Information shown:
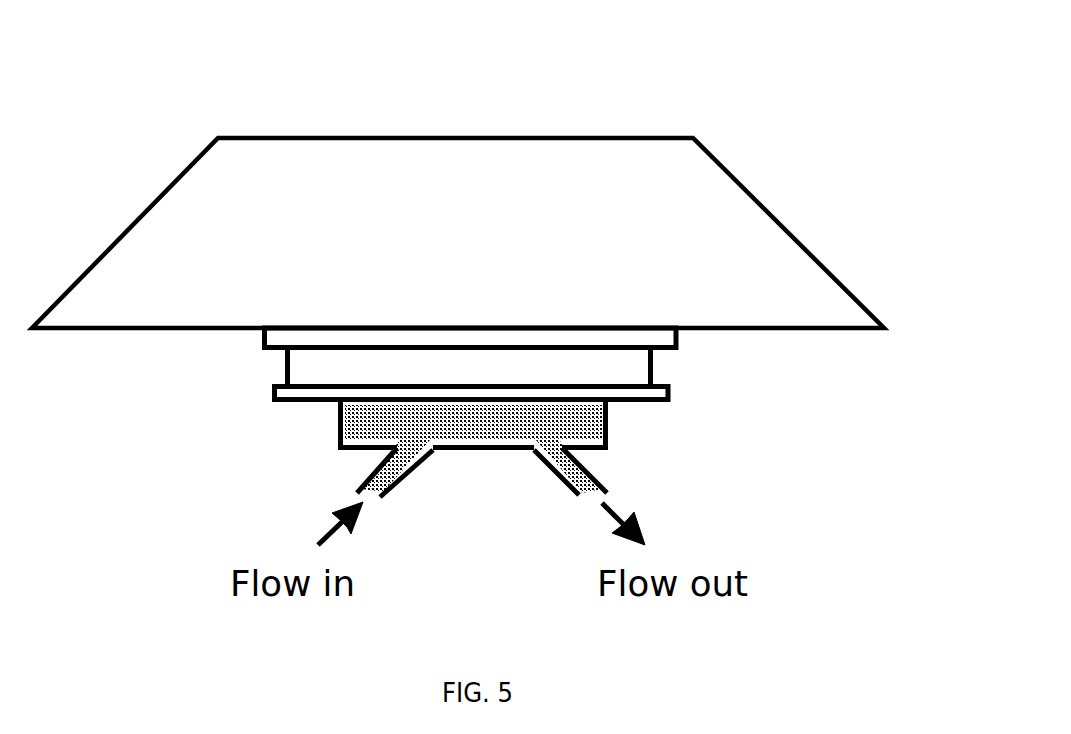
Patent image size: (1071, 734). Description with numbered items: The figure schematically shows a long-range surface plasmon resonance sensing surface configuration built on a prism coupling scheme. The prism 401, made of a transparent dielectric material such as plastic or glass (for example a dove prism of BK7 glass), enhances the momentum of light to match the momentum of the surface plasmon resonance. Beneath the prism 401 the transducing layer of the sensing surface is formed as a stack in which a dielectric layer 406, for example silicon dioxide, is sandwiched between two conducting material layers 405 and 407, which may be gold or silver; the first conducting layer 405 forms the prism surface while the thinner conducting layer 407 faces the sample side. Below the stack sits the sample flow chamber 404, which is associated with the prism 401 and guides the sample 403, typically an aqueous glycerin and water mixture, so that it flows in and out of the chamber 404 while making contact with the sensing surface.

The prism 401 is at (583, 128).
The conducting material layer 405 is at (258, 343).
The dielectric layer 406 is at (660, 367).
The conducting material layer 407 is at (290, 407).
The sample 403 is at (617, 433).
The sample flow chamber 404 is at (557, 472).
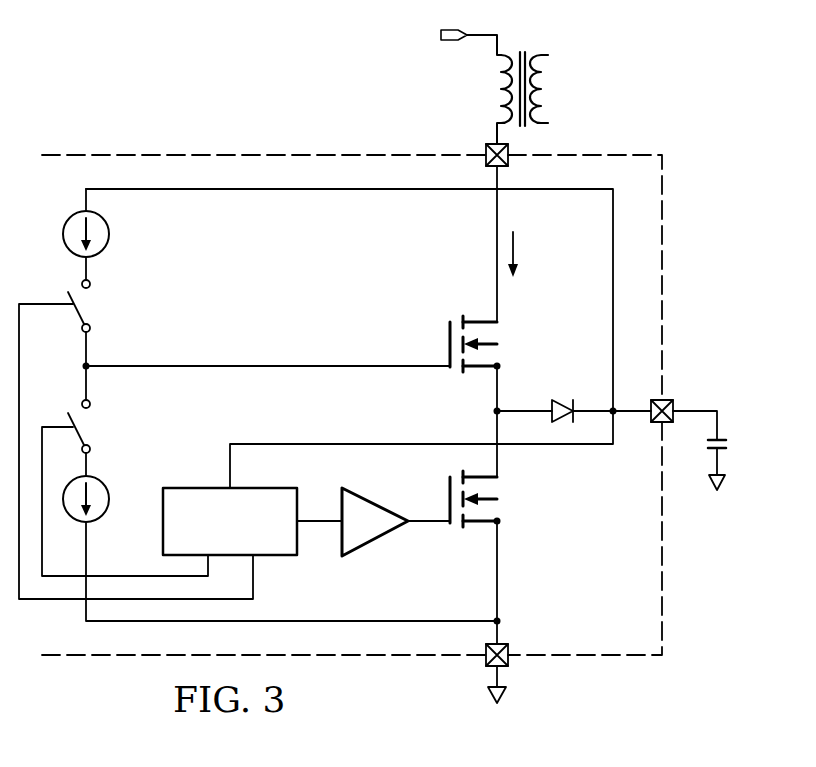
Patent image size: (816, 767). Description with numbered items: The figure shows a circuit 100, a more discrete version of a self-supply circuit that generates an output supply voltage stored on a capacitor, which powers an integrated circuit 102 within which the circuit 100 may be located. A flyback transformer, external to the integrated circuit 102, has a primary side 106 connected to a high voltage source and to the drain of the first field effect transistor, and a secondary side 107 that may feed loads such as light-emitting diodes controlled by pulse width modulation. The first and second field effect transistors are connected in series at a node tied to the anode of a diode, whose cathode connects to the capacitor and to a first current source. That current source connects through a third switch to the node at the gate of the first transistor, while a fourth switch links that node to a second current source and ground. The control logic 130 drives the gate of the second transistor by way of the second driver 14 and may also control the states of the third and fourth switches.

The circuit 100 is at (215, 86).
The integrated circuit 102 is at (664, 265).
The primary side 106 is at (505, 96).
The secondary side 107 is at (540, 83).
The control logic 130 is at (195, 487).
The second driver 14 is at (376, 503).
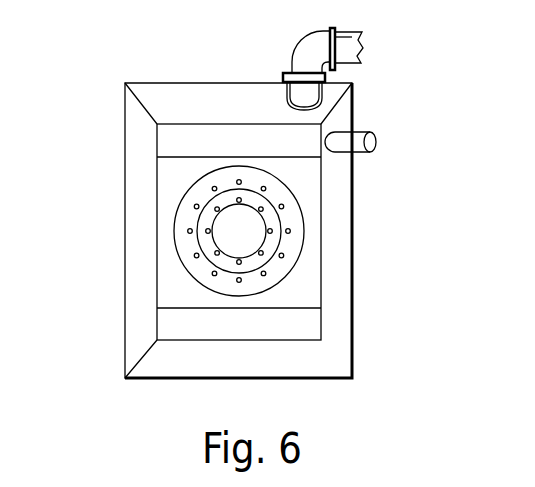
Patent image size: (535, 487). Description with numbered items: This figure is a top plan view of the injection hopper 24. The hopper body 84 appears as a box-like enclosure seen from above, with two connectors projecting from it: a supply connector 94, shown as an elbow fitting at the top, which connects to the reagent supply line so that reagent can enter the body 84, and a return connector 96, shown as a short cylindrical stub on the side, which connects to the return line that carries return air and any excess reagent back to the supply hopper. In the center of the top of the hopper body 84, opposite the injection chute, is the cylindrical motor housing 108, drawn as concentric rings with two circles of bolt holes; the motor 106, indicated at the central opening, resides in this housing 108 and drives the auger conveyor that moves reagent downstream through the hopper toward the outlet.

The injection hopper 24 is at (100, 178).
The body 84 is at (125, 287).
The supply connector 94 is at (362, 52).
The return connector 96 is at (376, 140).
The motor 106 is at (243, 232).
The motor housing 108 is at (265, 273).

Short task:
Can you rewrite all the records above, changing every "Patent image size" to "Drawing size", keeping everything else the same and leaving out the pictures?

The completed task:
Drawing size: (1071, 734). Description with numbered items: The figure schematically shows a long-range surface plasmon resonance sensing surface configuration built on a prism coupling scheme. The prism 401, made of a transparent dielectric material such as plastic or glass (for example a dove prism of BK7 glass), enhances the momentum of light to match the momentum of the surface plasmon resonance. Beneath the prism 401 the transducing layer of the sensing surface is formed as a stack in which a dielectric layer 406, for example silicon dioxide, is sandwiched between two conducting material layers 405 and 407, which may be gold or silver; the first conducting layer 405 forms the prism surface while the thinner conducting layer 407 faces the sample side. Below the stack sits the sample flow chamber 404, which is associated with the prism 401 and guides the sample 403, typically an aqueous glycerin and water mixture, so that it flows in and out of the chamber 404 while making contact with the sensing surface.

The prism 401 is at (583, 128).
The conducting material layer 405 is at (258, 343).
The dielectric layer 406 is at (660, 367).
The conducting material layer 407 is at (290, 407).
The sample 403 is at (617, 433).
The sample flow chamber 404 is at (557, 472).
Drawing size: (816, 767). Description with numbered items: The figure shows a circuit 100, a more discrete version of a self-supply circuit that generates an output supply voltage stored on a capacitor, which powers an integrated circuit 102 within which the circuit 100 may be located. A flyback transformer, external to the integrated circuit 102, has a primary side 106 connected to a high voltage source and to the drain of the first field effect transistor, and a secondary side 107 that may feed loads such as light-emitting diodes controlled by pulse width modulation. The first and second field effect transistors are connected in series at a node tied to the anode of a diode, whose cathode connects to the capacitor and to a first current source. That current source connects through a third switch to the node at the gate of the first transistor, while a fourth switch links that node to a second current source and ground. The control logic 130 drives the gate of the second transistor by way of the second driver 14 and may also control the states of the third and fourth switches.

The circuit 100 is at (215, 86).
The integrated circuit 102 is at (664, 265).
The primary side 106 is at (505, 96).
The secondary side 107 is at (540, 83).
The control logic 130 is at (195, 487).
The second driver 14 is at (376, 503).
Drawing size: (535, 487). Description with numbered items: This figure is a top plan view of the injection hopper 24. The hopper body 84 appears as a box-like enclosure seen from above, with two connectors projecting from it: a supply connector 94, shown as an elbow fitting at the top, which connects to the reagent supply line so that reagent can enter the body 84, and a return connector 96, shown as a short cylindrical stub on the side, which connects to the return line that carries return air and any excess reagent back to the supply hopper. In the center of the top of the hopper body 84, opposite the injection chute, is the cylindrical motor housing 108, drawn as concentric rings with two circles of bolt holes; the motor 106, indicated at the central opening, resides in this housing 108 and drives the auger conveyor that moves reagent downstream through the hopper toward the outlet.

The injection hopper 24 is at (100, 178).
The body 84 is at (125, 287).
The supply connector 94 is at (362, 52).
The return connector 96 is at (376, 140).
The motor 106 is at (243, 232).
The motor housing 108 is at (265, 273).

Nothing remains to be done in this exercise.